=== Фрагмент документа ===

Странно... все-таки, чем ему не угодили 64-битные системы? Может попробовать в режиме совместимости...

----------


## Gotlib

Народ, выручайте!
Галку отказа от установки хаспа снимал, один хрен именно вот в такой момент все летит:
ПатчУни.jpg
Операционка Win 7, 32 разрядная, SP1
Платформа 8.2.14.519
Релиз Бух 2_0_25_5

----------


## Gotlib

Народ, выручайте!
Галку отказа от установки хаспа снимал, один хрен именно вот в такой момент все летит:
ПатчУни.jpg
Операционка Win 7, 32 разрядная, SP1
Платформа 8.2.14.519
Релиз Бух 2_0_25_5
Режим - файловый

----------


## RedEyes

> Народ, выручайте!
> Галку отказа от установки хаспа снимал, один хрен именно вот в такой момент все летит:
> ПатчУни.jpg
> Операционка Win 7, 32 разрядная, SP1
> Платформа 8.2.14.519
> Релиз Бух 2_0_25_5
> Режим - файловый


А с какой целью вы данные выгружаете и загружаете?

----------


## Gotlib

> А с какой целью вы данные выгружаете и загружаете?


Банальный перевод с релиза 1.6... на 2.0
База немного "второстепенная", документооборот небольшой - вот по времени и затянули. Ручной перенос не желателен (свои причины) :(

P.S. К вопросу о эмуле - пристал к кадровикам, по ЗУПу вылетов с универсальным кряком пока не выявили. Тут играет, там - нет...

----------


## RedEyes

А по времени перенос сколько занимает? Ну, до момента вылета, сколько от запуска проходит?

----------


## dima4ka_63

> *2dima4ka_63*
> А у Вас эта платформа на какой конфигурации работает? Какая ОС? Стоял ли раньше какой-нить эмуль? Сервер 1С 32-х или 64-битный? :)


У меня почти на всех стоит ХР, либо сборка, либо лицензионная, и только на 2х есть 7ка, я даже не знаю почему вылетает у вас:confused: потому что не было такой проблемы (надеюсь и не будет:) Серверных нет ни одной! Ну тут даже в темах про патч, можно почитать, народ отписывался кто на какие ставил, мне кажется на всех осях опробовали!

===

- **Короткое задание**
Переведите на английский это предложение из ветки форума: «А с какой целью вы данные выгружаете и загружаете?» Пункты дальше — отдельный материал.

=== Извлечённые пункты ===

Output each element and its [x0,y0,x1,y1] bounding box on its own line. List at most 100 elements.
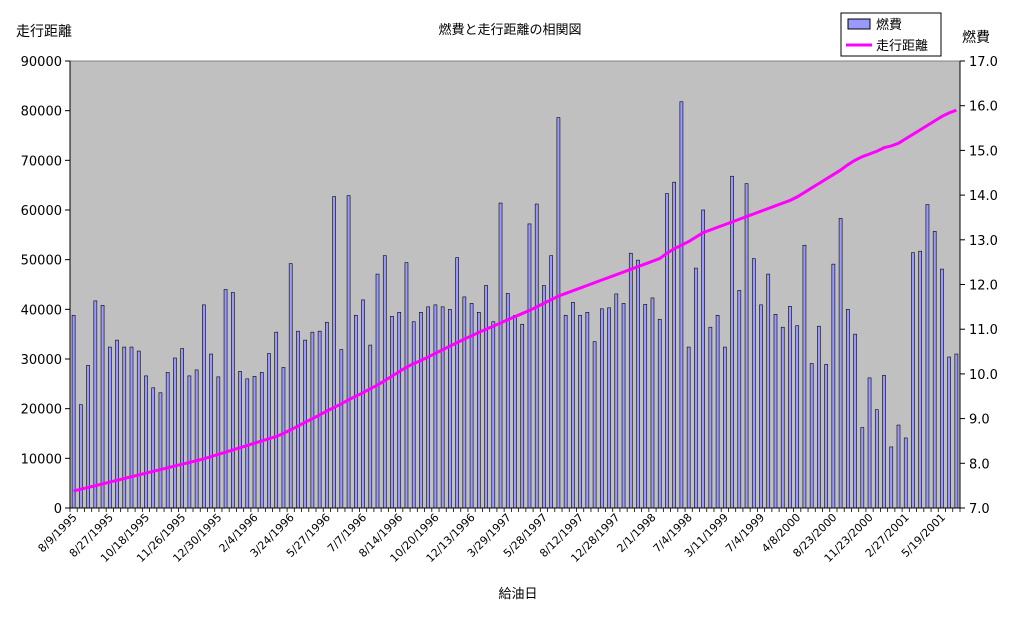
bar [325,321,329,509]
bar [520,323,525,509]
y2-tick-label: 10.0 [969,368,998,383]
y-ticks-left: 0 10000 20000 30000 40000 50000 60000 70000 8000… [21,55,70,517]
y-ticks-right: 7.0 8.0 9.0 10.0 11.0 12.0 13.0 14.0 15.0 16.0 17.… [960,55,998,517]
x-ticks: 8/9/19958/27/199510/18/199511/26/199512/… [36,508,961,565]
bar [534,203,539,509]
bar [686,346,691,509]
bar [317,330,322,509]
bar [759,304,763,509]
bar [585,312,590,509]
y-tick-label: 70000 [21,154,62,169]
bar [954,353,959,509]
y2-tick-label: 9.0 [969,413,990,428]
bar [455,257,459,509]
bar [93,300,98,509]
bar [353,314,358,509]
bar [245,378,250,509]
y2-tick-label: 16.0 [969,100,998,115]
y-tick-label: 60000 [21,204,62,219]
bar [657,318,662,509]
bar [817,325,821,509]
bar [281,367,286,509]
bar [780,326,785,509]
y-tick-label: 90000 [21,55,62,70]
bar [433,304,438,509]
bar [636,259,640,509]
bar [332,196,336,509]
bar [730,175,734,509]
bar [708,326,713,509]
bar [542,285,546,509]
legend-label-line: 走行距離 [876,39,928,54]
y-tick-label: 50000 [21,254,62,269]
bar [549,255,553,509]
bar [173,357,177,509]
bar [679,101,684,509]
y-tick-label: 30000 [21,353,62,368]
bar [484,285,488,509]
bar [650,297,655,509]
bar [144,375,148,509]
bar [903,437,908,509]
bar [274,331,279,509]
y2-tick-label: 13.0 [969,234,998,249]
y2-tick-label: 8.0 [969,457,990,472]
bar [788,306,792,509]
bar [491,321,496,509]
bar [419,312,423,509]
chart-title: 燃費と走行距離の相関図 [438,22,581,38]
bar [932,231,937,509]
bar [462,296,467,509]
bar [368,344,373,509]
bar [209,353,213,509]
y-tick-label: 10000 [21,452,62,467]
bar [426,306,430,509]
bar [809,363,814,509]
bar [947,356,951,509]
y-tick-label: 20000 [21,403,62,418]
bar [853,333,857,509]
bar [202,304,206,509]
bar [802,244,807,509]
bar [874,409,879,509]
bar [556,117,561,509]
bar [122,346,127,509]
bar [498,202,503,509]
bar [672,181,677,509]
bar [505,293,510,509]
x-axis-label: 給油日 [498,587,537,602]
legend: 燃費 走行距離 [840,12,942,57]
y2-tick-label: 12.0 [969,279,998,294]
bar [578,314,582,509]
bar [751,258,756,509]
bar [115,339,119,509]
bar [831,263,836,509]
y2-tick-label: 17.0 [969,55,998,70]
bar [476,312,481,509]
y2-tick-label: 7.0 [969,502,990,517]
y2-axis-label: 燃費 [962,29,990,46]
bar [165,372,170,509]
bar [614,293,619,509]
bar [846,309,850,509]
bar [766,273,771,509]
bar [194,369,199,509]
bar [795,325,800,509]
bar [129,346,134,509]
bar [643,304,648,509]
bar [339,349,344,509]
bar [621,303,626,509]
bar [216,376,221,509]
bar [940,268,944,509]
bar [607,307,611,509]
y2-tick-label: 14.0 [969,189,998,204]
bar [448,309,452,509]
bar [267,353,271,509]
y2-tick-label: 11.0 [969,323,998,338]
bar [361,299,365,509]
y-tick-label: 80000 [21,105,62,120]
bar [563,314,568,509]
bar [723,346,727,509]
y2-tick-label: 15.0 [969,144,998,159]
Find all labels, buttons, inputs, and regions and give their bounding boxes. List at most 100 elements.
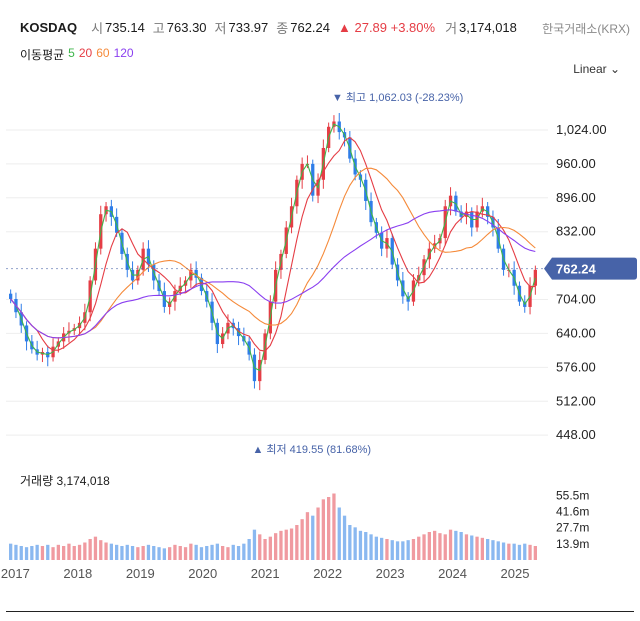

===

- **Решение задачи**
And for what purpose are you exporting and importing the data?